■ YOUR INSTRUCTIONS
Take the data below and repeat it exactly.

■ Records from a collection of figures
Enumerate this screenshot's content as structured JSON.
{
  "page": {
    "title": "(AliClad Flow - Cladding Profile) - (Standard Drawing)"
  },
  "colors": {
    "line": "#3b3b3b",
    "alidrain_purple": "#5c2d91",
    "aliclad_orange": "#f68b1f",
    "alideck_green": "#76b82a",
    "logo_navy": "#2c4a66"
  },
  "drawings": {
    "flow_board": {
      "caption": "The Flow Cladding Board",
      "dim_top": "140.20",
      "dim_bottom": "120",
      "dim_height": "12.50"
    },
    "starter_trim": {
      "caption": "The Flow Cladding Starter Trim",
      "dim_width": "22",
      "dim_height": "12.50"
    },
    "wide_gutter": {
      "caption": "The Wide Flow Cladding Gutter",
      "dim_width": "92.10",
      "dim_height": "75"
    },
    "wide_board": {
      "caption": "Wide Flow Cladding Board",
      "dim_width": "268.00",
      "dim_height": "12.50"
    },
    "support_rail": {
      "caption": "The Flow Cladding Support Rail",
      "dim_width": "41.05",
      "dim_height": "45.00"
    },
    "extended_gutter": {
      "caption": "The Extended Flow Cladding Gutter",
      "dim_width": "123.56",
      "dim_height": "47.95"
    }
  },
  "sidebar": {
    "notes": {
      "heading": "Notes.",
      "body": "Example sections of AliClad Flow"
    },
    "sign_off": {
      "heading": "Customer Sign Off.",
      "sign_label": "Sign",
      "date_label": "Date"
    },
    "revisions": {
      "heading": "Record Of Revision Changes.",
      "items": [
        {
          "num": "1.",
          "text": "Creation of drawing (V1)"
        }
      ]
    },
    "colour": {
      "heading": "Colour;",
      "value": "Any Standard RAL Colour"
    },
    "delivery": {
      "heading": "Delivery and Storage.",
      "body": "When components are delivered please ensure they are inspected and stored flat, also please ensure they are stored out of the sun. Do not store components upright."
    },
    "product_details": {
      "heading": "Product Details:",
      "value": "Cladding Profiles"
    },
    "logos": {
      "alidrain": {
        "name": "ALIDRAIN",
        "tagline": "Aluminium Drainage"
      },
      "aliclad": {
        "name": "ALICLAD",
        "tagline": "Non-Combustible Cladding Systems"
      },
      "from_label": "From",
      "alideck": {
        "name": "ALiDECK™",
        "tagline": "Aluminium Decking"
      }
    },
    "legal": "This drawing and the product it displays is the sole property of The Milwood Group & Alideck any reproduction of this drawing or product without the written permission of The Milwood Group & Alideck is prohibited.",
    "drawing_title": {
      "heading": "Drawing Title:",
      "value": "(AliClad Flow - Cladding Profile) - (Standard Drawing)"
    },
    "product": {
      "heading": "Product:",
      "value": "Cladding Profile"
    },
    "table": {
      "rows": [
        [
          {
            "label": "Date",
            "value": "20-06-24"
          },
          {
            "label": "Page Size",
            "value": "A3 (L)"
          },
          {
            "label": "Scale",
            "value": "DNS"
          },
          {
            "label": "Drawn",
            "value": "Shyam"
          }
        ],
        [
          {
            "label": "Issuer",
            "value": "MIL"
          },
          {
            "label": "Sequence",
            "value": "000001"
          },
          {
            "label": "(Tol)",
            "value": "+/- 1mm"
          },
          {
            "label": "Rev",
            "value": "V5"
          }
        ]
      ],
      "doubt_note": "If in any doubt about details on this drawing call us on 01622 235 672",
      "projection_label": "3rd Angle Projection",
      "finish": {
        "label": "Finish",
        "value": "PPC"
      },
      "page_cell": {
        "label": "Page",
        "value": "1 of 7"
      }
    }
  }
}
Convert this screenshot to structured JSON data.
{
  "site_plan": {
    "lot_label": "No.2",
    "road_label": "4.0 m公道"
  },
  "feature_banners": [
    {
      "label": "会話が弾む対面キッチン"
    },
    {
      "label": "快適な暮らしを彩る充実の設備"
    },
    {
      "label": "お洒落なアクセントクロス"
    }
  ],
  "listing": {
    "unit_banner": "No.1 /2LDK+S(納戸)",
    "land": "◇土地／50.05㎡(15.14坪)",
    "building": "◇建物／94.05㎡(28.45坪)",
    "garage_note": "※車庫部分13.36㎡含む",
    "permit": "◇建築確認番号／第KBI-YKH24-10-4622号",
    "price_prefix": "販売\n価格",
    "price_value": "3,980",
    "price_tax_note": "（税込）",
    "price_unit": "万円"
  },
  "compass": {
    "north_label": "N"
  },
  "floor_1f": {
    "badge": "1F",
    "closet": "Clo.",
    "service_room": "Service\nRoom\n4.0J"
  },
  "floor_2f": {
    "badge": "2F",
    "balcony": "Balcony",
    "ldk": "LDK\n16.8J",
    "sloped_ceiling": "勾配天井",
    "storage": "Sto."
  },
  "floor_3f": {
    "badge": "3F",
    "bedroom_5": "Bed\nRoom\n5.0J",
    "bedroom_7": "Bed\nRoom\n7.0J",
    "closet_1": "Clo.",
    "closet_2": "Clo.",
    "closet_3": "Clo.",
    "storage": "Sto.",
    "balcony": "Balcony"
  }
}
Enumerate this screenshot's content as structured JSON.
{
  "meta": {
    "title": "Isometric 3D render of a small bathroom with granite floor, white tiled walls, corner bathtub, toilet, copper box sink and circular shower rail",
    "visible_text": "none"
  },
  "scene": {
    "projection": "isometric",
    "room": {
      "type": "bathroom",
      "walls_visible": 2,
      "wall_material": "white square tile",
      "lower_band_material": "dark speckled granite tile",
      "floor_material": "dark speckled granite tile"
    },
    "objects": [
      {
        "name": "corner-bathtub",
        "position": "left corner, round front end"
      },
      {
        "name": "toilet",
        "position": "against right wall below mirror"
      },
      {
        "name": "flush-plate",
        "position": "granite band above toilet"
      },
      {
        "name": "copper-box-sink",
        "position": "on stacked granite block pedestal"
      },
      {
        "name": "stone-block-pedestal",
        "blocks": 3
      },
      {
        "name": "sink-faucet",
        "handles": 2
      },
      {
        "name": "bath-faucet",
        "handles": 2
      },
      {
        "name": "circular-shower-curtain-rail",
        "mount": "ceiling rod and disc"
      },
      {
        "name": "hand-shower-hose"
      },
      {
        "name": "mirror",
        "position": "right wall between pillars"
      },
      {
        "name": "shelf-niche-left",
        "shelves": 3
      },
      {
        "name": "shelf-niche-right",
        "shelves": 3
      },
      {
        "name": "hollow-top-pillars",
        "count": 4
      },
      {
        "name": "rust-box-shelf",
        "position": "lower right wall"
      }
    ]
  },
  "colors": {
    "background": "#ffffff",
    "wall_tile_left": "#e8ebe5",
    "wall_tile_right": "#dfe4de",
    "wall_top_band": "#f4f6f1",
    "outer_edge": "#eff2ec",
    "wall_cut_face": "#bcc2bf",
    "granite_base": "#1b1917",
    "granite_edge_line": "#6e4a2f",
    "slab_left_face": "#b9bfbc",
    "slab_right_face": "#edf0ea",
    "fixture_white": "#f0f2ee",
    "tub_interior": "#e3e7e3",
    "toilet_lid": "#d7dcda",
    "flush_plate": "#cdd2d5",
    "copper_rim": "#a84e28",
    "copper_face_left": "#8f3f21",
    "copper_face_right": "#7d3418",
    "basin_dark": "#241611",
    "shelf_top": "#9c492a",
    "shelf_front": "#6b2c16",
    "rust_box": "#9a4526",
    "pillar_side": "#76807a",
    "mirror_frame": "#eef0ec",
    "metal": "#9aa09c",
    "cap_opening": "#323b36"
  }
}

■ FULL RESPONSE
Enumerate this screenshot's content as structured JSON.
{
  "page": {
    "title": "(AliClad Flow - Cladding Profile) - (Standard Drawing)"
  },
  "colors": {
    "line": "#3b3b3b",
    "alidrain_purple": "#5c2d91",
    "aliclad_orange": "#f68b1f",
    "alideck_green": "#76b82a",
    "logo_navy": "#2c4a66"
  },
  "drawings": {
    "flow_board": {
      "caption": "The Flow Cladding Board",
      "dim_top": "140.20",
      "dim_bottom": "120",
      "dim_height": "12.50"
    },
    "starter_trim": {
      "caption": "The Flow Cladding Starter Trim",
      "dim_width": "22",
      "dim_height": "12.50"
    },
    "wide_gutter": {
      "caption": "The Wide Flow Cladding Gutter",
      "dim_width": "92.10",
      "dim_height": "75"
    },
    "wide_board": {
      "caption": "Wide Flow Cladding Board",
      "dim_width": "268.00",
      "dim_height": "12.50"
    },
    "support_rail": {
      "caption": "The Flow Cladding Support Rail",
      "dim_width": "41.05",
      "dim_height": "45.00"
    },
    "extended_gutter": {
      "caption": "The Extended Flow Cladding Gutter",
      "dim_width": "123.56",
      "dim_height": "47.95"
    }
  },
  "sidebar": {
    "notes": {
      "heading": "Notes.",
      "body": "Example sections of AliClad Flow"
    },
    "sign_off": {
      "heading": "Customer Sign Off.",
      "sign_label": "Sign",
      "date_label": "Date"
    },
    "revisions": {
      "heading": "Record Of Revision Changes.",
      "items": [
        {
          "num": "1.",
          "text": "Creation of drawing (V1)"
        }
      ]
    },
    "colour": {
      "heading": "Colour;",
      "value": "Any Standard RAL Colour"
    },
    "delivery": {
      "heading": "Delivery and Storage.",
      "body": "When components are delivered please ensure they are inspected and stored flat, also please ensure they are stored out of the sun. Do not store components upright."
    },
    "product_details": {
      "heading": "Product Details:",
      "value": "Cladding Profiles"
    },
    "logos": {
      "alidrain": {
        "name": "ALIDRAIN",
        "tagline": "Aluminium Drainage"
      },
      "aliclad": {
        "name": "ALICLAD",
        "tagline": "Non-Combustible Cladding Systems"
      },
      "from_label": "From",
      "alideck": {
        "name": "ALiDECK™",
        "tagline": "Aluminium Decking"
      }
    },
    "legal": "This drawing and the product it displays is the sole property of The Milwood Group & Alideck any reproduction of this drawing or product without the written permission of The Milwood Group & Alideck is prohibited.",
    "drawing_title": {
      "heading": "Drawing Title:",
      "value": "(AliClad Flow - Cladding Profile) - (Standard Drawing)"
    },
    "product": {
      "heading": "Product:",
      "value": "Cladding Profile"
    },
    "table": {
      "rows": [
        [
          {
            "label": "Date",
            "value": "20-06-24"
          },
          {
            "label": "Page Size",
            "value": "A3 (L)"
          },
          {
            "label": "Scale",
            "value": "DNS"
          },
          {
            "label": "Drawn",
            "value": "Shyam"
          }
        ],
        [
          {
            "label": "Issuer",
            "value": "MIL"
          },
          {
            "label": "Sequence",
            "value": "000001"
          },
          {
            "label": "(Tol)",
            "value": "+/- 1mm"
          },
          {
            "label": "Rev",
            "value": "V5"
          }
        ]
      ],
      "doubt_note": "If in any doubt about details on this drawing call us on 01622 235 672",
      "projection_label": "3rd Angle Projection",
      "finish": {
        "label": "Finish",
        "value": "PPC"
      },
      "page_cell": {
        "label": "Page",
        "value": "1 of 7"
      }
    }
  }
}
Convert this screenshot to structured JSON data.
{
  "site_plan": {
    "lot_label": "No.2",
    "road_label": "4.0 m公道"
  },
  "feature_banners": [
    {
      "label": "会話が弾む対面キッチン"
    },
    {
      "label": "快適な暮らしを彩る充実の設備"
    },
    {
      "label": "お洒落なアクセントクロス"
    }
  ],
  "listing": {
    "unit_banner": "No.1 /2LDK+S(納戸)",
    "land": "◇土地／50.05㎡(15.14坪)",
    "building": "◇建物／94.05㎡(28.45坪)",
    "garage_note": "※車庫部分13.36㎡含む",
    "permit": "◇建築確認番号／第KBI-YKH24-10-4622号",
    "price_prefix": "販売\n価格",
    "price_value": "3,980",
    "price_tax_note": "（税込）",
    "price_unit": "万円"
  },
  "compass": {
    "north_label": "N"
  },
  "floor_1f": {
    "badge": "1F",
    "closet": "Clo.",
    "service_room": "Service\nRoom\n4.0J"
  },
  "floor_2f": {
    "badge": "2F",
    "balcony": "Balcony",
    "ldk": "LDK\n16.8J",
    "sloped_ceiling": "勾配天井",
    "storage": "Sto."
  },
  "floor_3f": {
    "badge": "3F",
    "bedroom_5": "Bed\nRoom\n5.0J",
    "bedroom_7": "Bed\nRoom\n7.0J",
    "closet_1": "Clo.",
    "closet_2": "Clo.",
    "closet_3": "Clo.",
    "storage": "Sto.",
    "balcony": "Balcony"
  }
}
Enumerate this screenshot's content as structured JSON.
{
  "meta": {
    "title": "Isometric 3D render of a small bathroom with granite floor, white tiled walls, corner bathtub, toilet, copper box sink and circular shower rail",
    "visible_text": "none"
  },
  "scene": {
    "projection": "isometric",
    "room": {
      "type": "bathroom",
      "walls_visible": 2,
      "wall_material": "white square tile",
      "lower_band_material": "dark speckled granite tile",
      "floor_material": "dark speckled granite tile"
    },
    "objects": [
      {
        "name": "corner-bathtub",
        "position": "left corner, round front end"
      },
      {
        "name": "toilet",
        "position": "against right wall below mirror"
      },
      {
        "name": "flush-plate",
        "position": "granite band above toilet"
      },
      {
        "name": "copper-box-sink",
        "position": "on stacked granite block pedestal"
      },
      {
        "name": "stone-block-pedestal",
        "blocks": 3
      },
      {
        "name": "sink-faucet",
        "handles": 2
      },
      {
        "name": "bath-faucet",
        "handles": 2
      },
      {
        "name": "circular-shower-curtain-rail",
        "mount": "ceiling rod and disc"
      },
      {
        "name": "hand-shower-hose"
      },
      {
        "name": "mirror",
        "position": "right wall between pillars"
      },
      {
        "name": "shelf-niche-left",
        "shelves": 3
      },
      {
        "name": "shelf-niche-right",
        "shelves": 3
      },
      {
        "name": "hollow-top-pillars",
        "count": 4
      },
      {
        "name": "rust-box-shelf",
        "position": "lower right wall"
      }
    ]
  },
  "colors": {
    "background": "#ffffff",
    "wall_tile_left": "#e8ebe5",
    "wall_tile_right": "#dfe4de",
    "wall_top_band": "#f4f6f1",
    "outer_edge": "#eff2ec",
    "wall_cut_face": "#bcc2bf",
    "granite_base": "#1b1917",
    "granite_edge_line": "#6e4a2f",
    "slab_left_face": "#b9bfbc",
    "slab_right_face": "#edf0ea",
    "fixture_white": "#f0f2ee",
    "tub_interior": "#e3e7e3",
    "toilet_lid": "#d7dcda",
    "flush_plate": "#cdd2d5",
    "copper_rim": "#a84e28",
    "copper_face_left": "#8f3f21",
    "copper_face_right": "#7d3418",
    "basin_dark": "#241611",
    "shelf_top": "#9c492a",
    "shelf_front": "#6b2c16",
    "rust_box": "#9a4526",
    "pillar_side": "#76807a",
    "mirror_frame": "#eef0ec",
    "metal": "#9aa09c",
    "cap_opening": "#323b36"
  }
}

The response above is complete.